(Page segmentation data)
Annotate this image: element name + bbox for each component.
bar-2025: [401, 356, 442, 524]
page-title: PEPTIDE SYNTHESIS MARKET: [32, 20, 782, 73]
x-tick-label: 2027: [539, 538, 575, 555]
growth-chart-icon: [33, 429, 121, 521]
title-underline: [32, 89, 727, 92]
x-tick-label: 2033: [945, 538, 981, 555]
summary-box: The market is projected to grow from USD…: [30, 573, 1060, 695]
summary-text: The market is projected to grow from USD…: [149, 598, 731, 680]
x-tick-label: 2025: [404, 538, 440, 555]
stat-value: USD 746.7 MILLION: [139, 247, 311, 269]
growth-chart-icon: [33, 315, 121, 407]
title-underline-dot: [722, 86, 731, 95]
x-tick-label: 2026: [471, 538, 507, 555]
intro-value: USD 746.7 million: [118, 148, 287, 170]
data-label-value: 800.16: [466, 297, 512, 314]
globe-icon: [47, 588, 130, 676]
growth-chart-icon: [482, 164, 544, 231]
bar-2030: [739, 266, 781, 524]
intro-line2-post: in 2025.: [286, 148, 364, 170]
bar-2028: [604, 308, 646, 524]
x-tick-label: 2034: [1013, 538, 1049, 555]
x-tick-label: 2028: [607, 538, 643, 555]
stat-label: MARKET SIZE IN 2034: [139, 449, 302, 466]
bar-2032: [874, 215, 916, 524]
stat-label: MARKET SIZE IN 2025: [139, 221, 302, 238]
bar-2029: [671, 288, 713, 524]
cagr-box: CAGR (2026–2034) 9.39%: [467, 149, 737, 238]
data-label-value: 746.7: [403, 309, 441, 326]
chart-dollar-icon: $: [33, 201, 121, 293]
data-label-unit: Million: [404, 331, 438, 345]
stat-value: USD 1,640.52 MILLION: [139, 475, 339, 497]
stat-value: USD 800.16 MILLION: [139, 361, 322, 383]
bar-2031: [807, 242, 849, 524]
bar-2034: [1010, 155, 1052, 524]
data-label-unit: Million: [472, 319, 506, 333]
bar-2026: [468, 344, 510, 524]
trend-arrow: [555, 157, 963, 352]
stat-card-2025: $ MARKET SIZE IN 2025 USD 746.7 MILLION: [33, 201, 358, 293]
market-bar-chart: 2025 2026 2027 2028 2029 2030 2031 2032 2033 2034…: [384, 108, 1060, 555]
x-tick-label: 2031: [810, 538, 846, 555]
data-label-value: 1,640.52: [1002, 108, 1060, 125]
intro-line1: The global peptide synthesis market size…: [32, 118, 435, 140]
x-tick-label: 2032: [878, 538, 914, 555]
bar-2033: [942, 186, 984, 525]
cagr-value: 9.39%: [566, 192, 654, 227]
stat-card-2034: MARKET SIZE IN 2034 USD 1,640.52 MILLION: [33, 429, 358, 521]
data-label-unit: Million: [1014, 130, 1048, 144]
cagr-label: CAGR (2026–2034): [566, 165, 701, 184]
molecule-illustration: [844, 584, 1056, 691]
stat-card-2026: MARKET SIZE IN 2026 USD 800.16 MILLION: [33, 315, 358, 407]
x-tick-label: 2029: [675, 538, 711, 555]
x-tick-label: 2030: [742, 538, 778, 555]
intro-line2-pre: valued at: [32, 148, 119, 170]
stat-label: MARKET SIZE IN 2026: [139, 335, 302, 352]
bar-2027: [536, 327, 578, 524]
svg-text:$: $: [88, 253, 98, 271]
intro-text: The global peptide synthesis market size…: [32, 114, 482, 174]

YOUR OBJECTIVE
Preserving every character, copy the records above out again.

TASK RESPONSE
Annotate this image: element name + bbox for each component.
bar-2025: [401, 356, 442, 524]
page-title: PEPTIDE SYNTHESIS MARKET: [32, 20, 782, 73]
x-tick-label: 2027: [539, 538, 575, 555]
growth-chart-icon: [33, 429, 121, 521]
title-underline: [32, 89, 727, 92]
x-tick-label: 2033: [945, 538, 981, 555]
summary-box: The market is projected to grow from USD…: [30, 573, 1060, 695]
summary-text: The market is projected to grow from USD…: [149, 598, 731, 680]
x-tick-label: 2025: [404, 538, 440, 555]
stat-value: USD 746.7 MILLION: [139, 247, 311, 269]
growth-chart-icon: [33, 315, 121, 407]
title-underline-dot: [722, 86, 731, 95]
x-tick-label: 2026: [471, 538, 507, 555]
intro-value: USD 746.7 million: [118, 148, 287, 170]
data-label-value: 800.16: [466, 297, 512, 314]
globe-icon: [47, 588, 130, 676]
growth-chart-icon: [482, 164, 544, 231]
bar-2030: [739, 266, 781, 524]
intro-line2-post: in 2025.: [286, 148, 364, 170]
bar-2028: [604, 308, 646, 524]
x-tick-label: 2034: [1013, 538, 1049, 555]
x-tick-label: 2028: [607, 538, 643, 555]
stat-label: MARKET SIZE IN 2034: [139, 449, 302, 466]
bar-2032: [874, 215, 916, 524]
stat-label: MARKET SIZE IN 2025: [139, 221, 302, 238]
bar-2029: [671, 288, 713, 524]
cagr-box: CAGR (2026–2034) 9.39%: [467, 149, 737, 238]
data-label-value: 746.7: [403, 309, 441, 326]
chart-dollar-icon: $: [33, 201, 121, 293]
data-label-unit: Million: [404, 331, 438, 345]
stat-value: USD 1,640.52 MILLION: [139, 475, 339, 497]
stat-value: USD 800.16 MILLION: [139, 361, 322, 383]
bar-2031: [807, 242, 849, 524]
bar-2034: [1010, 155, 1052, 524]
data-label-unit: Million: [472, 319, 506, 333]
bar-2026: [468, 344, 510, 524]
trend-arrow: [555, 157, 963, 352]
stat-card-2025: $ MARKET SIZE IN 2025 USD 746.7 MILLION: [33, 201, 358, 293]
market-bar-chart: 2025 2026 2027 2028 2029 2030 2031 2032 2033 2034…: [384, 108, 1060, 555]
x-tick-label: 2031: [810, 538, 846, 555]
data-label-value: 1,640.52: [1002, 108, 1060, 125]
intro-line1: The global peptide synthesis market size…: [32, 118, 435, 140]
x-tick-label: 2032: [878, 538, 914, 555]
bar-2033: [942, 186, 984, 525]
cagr-value: 9.39%: [566, 192, 654, 227]
stat-card-2034: MARKET SIZE IN 2034 USD 1,640.52 MILLION: [33, 429, 358, 521]
data-label-unit: Million: [1014, 130, 1048, 144]
cagr-label: CAGR (2026–2034): [566, 165, 701, 184]
molecule-illustration: [844, 584, 1056, 691]
stat-card-2026: MARKET SIZE IN 2026 USD 800.16 MILLION: [33, 315, 358, 407]
x-tick-label: 2029: [675, 538, 711, 555]
x-tick-label: 2030: [742, 538, 778, 555]
intro-line2-pre: valued at: [32, 148, 119, 170]
stat-label: MARKET SIZE IN 2026: [139, 335, 302, 352]
bar-2027: [536, 327, 578, 524]
svg-text:$: $: [88, 253, 98, 271]
intro-text: The global peptide synthesis market size…: [32, 114, 482, 174]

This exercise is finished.